• Problem requirements: Print all of the data exactly.

[BEGIN Supplied entries]

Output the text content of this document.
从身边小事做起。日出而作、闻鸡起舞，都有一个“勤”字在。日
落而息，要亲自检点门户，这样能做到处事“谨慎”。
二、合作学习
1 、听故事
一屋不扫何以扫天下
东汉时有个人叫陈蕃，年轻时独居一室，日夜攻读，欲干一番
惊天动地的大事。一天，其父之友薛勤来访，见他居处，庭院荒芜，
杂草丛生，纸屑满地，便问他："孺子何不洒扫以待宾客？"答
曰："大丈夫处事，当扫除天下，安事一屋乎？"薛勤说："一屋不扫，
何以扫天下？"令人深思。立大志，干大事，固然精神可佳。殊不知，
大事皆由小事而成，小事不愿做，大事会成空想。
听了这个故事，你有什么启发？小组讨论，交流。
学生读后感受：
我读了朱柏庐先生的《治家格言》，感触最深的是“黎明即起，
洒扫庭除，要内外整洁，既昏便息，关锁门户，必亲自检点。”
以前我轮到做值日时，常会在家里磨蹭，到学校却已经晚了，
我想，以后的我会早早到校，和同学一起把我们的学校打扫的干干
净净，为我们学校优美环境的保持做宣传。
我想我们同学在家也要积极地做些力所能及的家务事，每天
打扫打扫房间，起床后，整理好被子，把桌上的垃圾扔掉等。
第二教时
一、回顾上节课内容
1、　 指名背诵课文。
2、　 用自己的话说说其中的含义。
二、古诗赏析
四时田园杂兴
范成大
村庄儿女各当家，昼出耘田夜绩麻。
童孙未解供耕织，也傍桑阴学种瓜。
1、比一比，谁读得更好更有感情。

[END Supplied entries]

• Answer to this task:
Output the text content of this document.
从身边小事做起。日出而作、闻鸡起舞，都有一个“勤”字在。日
落而息，要亲自检点门户，这样能做到处事“谨慎”。
二、合作学习
1 、听故事
一屋不扫何以扫天下
东汉时有个人叫陈蕃，年轻时独居一室，日夜攻读，欲干一番
惊天动地的大事。一天，其父之友薛勤来访，见他居处，庭院荒芜，
杂草丛生，纸屑满地，便问他："孺子何不洒扫以待宾客？"答
曰："大丈夫处事，当扫除天下，安事一屋乎？"薛勤说："一屋不扫，
何以扫天下？"令人深思。立大志，干大事，固然精神可佳。殊不知，
大事皆由小事而成，小事不愿做，大事会成空想。
听了这个故事，你有什么启发？小组讨论，交流。
学生读后感受：
我读了朱柏庐先生的《治家格言》，感触最深的是“黎明即起，
洒扫庭除，要内外整洁，既昏便息，关锁门户，必亲自检点。”
以前我轮到做值日时，常会在家里磨蹭，到学校却已经晚了，
我想，以后的我会早早到校，和同学一起把我们的学校打扫的干干
净净，为我们学校优美环境的保持做宣传。
我想我们同学在家也要积极地做些力所能及的家务事，每天
打扫打扫房间，起床后，整理好被子，把桌上的垃圾扔掉等。
第二教时
一、回顾上节课内容
1、　 指名背诵课文。
2、　 用自己的话说说其中的含义。
二、古诗赏析
四时田园杂兴
范成大
村庄儿女各当家，昼出耘田夜绩麻。
童孙未解供耕织，也傍桑阴学种瓜。
1、比一比，谁读得更好更有感情。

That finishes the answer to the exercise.